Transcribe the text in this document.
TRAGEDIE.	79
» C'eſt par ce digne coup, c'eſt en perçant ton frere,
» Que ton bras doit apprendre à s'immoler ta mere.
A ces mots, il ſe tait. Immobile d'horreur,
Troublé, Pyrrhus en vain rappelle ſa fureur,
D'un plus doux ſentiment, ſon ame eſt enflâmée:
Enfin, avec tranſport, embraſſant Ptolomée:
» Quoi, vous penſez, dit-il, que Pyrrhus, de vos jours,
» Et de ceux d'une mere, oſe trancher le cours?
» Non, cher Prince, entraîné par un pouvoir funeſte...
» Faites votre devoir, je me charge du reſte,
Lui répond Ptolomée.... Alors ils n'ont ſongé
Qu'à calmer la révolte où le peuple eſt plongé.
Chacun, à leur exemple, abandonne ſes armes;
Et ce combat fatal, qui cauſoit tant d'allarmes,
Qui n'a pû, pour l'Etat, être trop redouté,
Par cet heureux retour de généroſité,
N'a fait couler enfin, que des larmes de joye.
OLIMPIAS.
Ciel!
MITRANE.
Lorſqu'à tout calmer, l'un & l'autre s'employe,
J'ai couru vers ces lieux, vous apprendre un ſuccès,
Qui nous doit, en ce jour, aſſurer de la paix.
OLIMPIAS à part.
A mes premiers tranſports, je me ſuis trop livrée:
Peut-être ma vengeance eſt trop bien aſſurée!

*-*-*

- **Work required**:
Above are some records; repeat all of them exactly.

- **Expected answer**:
Transcribe the text in this document.
TRAGEDIE.	79
» C'eſt par ce digne coup, c'eſt en perçant ton frere,
» Que ton bras doit apprendre à s'immoler ta mere.
A ces mots, il ſe tait. Immobile d'horreur,
Troublé, Pyrrhus en vain rappelle ſa fureur,
D'un plus doux ſentiment, ſon ame eſt enflâmée:
Enfin, avec tranſport, embraſſant Ptolomée:
» Quoi, vous penſez, dit-il, que Pyrrhus, de vos jours,
» Et de ceux d'une mere, oſe trancher le cours?
» Non, cher Prince, entraîné par un pouvoir funeſte...
» Faites votre devoir, je me charge du reſte,
Lui répond Ptolomée.... Alors ils n'ont ſongé
Qu'à calmer la révolte où le peuple eſt plongé.
Chacun, à leur exemple, abandonne ſes armes;
Et ce combat fatal, qui cauſoit tant d'allarmes,
Qui n'a pû, pour l'Etat, être trop redouté,
Par cet heureux retour de généroſité,
N'a fait couler enfin, que des larmes de joye.
OLIMPIAS.
Ciel!
MITRANE.
Lorſqu'à tout calmer, l'un & l'autre s'employe,
J'ai couru vers ces lieux, vous apprendre un ſuccès,
Qui nous doit, en ce jour, aſſurer de la paix.
OLIMPIAS à part.
A mes premiers tranſports, je me ſuis trop livrée:
Peut-être ma vengeance eſt trop bien aſſurée!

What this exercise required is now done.